■ Short problem
Every line holding the string "Reconstructed" should be gathered.

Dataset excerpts
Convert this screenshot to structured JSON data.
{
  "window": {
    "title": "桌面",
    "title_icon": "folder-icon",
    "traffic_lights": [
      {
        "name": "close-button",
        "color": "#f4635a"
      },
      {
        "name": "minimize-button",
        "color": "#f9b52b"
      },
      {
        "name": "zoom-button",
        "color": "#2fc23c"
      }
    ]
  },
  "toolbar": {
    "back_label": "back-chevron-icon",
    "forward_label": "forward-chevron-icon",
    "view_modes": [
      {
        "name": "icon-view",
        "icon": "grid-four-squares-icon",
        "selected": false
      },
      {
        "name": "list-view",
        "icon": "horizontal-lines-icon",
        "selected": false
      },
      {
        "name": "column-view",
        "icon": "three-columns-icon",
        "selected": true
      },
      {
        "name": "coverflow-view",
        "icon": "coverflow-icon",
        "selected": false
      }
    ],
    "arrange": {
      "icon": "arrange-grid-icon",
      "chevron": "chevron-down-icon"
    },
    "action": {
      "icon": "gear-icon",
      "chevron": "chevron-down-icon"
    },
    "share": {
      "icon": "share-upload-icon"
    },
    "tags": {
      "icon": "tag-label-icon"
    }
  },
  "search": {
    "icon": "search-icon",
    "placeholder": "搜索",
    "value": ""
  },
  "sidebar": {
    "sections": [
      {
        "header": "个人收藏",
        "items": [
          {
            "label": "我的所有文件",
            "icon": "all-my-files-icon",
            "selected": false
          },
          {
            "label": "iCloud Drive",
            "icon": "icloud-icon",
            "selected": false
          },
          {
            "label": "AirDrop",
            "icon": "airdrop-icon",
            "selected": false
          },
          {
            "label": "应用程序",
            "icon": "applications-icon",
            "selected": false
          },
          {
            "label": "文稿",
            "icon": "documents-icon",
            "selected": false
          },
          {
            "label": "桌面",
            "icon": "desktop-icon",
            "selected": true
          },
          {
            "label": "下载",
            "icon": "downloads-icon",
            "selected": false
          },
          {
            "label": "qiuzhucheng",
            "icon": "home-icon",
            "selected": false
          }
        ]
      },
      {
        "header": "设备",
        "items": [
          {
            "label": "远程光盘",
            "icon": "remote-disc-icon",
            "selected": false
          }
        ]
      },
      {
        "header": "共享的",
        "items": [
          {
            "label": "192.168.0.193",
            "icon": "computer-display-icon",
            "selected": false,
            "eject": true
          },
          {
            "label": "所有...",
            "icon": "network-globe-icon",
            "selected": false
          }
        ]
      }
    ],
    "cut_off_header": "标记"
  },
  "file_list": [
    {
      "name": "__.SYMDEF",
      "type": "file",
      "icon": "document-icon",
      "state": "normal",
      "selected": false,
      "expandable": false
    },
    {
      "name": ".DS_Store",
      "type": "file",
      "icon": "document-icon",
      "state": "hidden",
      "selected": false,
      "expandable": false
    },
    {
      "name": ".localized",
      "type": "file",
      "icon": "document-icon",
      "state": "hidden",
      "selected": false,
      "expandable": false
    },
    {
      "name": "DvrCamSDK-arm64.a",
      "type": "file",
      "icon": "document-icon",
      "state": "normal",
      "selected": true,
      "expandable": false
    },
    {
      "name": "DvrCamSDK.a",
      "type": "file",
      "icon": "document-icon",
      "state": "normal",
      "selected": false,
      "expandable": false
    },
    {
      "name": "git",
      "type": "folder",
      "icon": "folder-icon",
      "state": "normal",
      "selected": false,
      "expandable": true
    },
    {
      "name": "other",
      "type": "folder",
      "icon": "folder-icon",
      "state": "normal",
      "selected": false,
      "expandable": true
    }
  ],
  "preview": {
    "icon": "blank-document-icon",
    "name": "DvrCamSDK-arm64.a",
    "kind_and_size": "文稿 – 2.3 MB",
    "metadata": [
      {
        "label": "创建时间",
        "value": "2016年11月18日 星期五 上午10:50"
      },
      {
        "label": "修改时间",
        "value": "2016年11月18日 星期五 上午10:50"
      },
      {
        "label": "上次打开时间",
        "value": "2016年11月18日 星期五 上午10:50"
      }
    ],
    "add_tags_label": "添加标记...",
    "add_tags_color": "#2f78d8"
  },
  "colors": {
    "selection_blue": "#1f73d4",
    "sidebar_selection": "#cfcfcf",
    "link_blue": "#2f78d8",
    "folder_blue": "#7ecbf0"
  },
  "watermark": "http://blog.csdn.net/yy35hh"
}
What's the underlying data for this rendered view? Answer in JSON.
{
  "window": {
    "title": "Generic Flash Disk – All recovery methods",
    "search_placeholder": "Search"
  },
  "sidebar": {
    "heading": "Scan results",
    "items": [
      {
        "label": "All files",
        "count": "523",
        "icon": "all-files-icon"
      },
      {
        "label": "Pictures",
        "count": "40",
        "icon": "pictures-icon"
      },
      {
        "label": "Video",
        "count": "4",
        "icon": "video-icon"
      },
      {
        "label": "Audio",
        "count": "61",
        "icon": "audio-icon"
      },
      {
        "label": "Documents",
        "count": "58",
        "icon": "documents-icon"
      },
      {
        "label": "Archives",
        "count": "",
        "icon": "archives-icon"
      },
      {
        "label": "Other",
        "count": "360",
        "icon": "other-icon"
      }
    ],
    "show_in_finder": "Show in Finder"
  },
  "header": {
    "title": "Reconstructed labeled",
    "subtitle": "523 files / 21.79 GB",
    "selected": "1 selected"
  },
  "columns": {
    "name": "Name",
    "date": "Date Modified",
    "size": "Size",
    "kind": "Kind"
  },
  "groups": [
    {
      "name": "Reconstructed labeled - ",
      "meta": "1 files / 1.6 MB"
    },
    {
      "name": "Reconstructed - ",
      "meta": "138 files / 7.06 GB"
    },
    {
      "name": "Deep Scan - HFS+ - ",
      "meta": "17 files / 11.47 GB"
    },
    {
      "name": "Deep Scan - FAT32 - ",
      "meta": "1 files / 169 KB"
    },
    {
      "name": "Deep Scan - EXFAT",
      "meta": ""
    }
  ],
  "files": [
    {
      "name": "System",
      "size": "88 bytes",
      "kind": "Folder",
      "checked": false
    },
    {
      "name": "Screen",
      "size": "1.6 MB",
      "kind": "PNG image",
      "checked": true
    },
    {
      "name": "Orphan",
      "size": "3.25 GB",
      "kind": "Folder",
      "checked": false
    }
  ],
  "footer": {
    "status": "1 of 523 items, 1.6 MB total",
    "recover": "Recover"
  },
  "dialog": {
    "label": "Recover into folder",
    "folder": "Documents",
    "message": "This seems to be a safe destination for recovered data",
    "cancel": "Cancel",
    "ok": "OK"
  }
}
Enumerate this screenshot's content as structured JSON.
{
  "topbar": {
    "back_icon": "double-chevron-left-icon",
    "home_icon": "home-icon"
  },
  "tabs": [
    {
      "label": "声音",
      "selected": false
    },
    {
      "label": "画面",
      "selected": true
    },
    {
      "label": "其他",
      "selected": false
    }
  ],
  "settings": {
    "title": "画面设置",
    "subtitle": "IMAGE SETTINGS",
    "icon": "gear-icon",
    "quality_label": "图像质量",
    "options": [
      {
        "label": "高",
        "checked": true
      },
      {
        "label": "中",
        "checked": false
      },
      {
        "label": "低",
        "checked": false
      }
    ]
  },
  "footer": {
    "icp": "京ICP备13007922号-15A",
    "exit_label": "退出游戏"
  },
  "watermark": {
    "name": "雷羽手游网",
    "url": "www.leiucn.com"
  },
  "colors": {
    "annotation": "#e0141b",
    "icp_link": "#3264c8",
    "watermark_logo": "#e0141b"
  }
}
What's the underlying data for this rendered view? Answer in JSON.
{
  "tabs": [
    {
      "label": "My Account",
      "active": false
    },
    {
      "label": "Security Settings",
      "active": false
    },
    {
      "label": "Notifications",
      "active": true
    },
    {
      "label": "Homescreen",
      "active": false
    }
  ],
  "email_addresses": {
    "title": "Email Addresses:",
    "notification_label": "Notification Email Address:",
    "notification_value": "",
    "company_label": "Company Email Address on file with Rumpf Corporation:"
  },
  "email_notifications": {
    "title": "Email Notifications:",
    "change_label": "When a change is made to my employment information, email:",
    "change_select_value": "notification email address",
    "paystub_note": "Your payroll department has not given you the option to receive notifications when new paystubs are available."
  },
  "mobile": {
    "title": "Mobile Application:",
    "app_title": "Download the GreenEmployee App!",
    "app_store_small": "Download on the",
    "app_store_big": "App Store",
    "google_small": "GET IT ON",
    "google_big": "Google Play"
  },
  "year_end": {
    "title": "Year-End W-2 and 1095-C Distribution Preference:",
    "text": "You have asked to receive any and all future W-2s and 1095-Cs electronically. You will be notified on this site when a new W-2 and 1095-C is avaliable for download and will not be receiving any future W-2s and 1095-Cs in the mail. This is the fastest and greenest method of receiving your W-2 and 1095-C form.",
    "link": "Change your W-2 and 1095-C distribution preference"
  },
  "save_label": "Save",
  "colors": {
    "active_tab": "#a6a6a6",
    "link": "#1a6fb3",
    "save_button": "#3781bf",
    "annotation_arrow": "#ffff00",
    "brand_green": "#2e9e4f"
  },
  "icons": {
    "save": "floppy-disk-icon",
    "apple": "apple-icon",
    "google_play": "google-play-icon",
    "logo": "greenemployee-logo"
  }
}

■ Worked answer
    "title": "Reconstructed labeled",
      "name": "Reconstructed labeled - ",
      "name": "Reconstructed - ",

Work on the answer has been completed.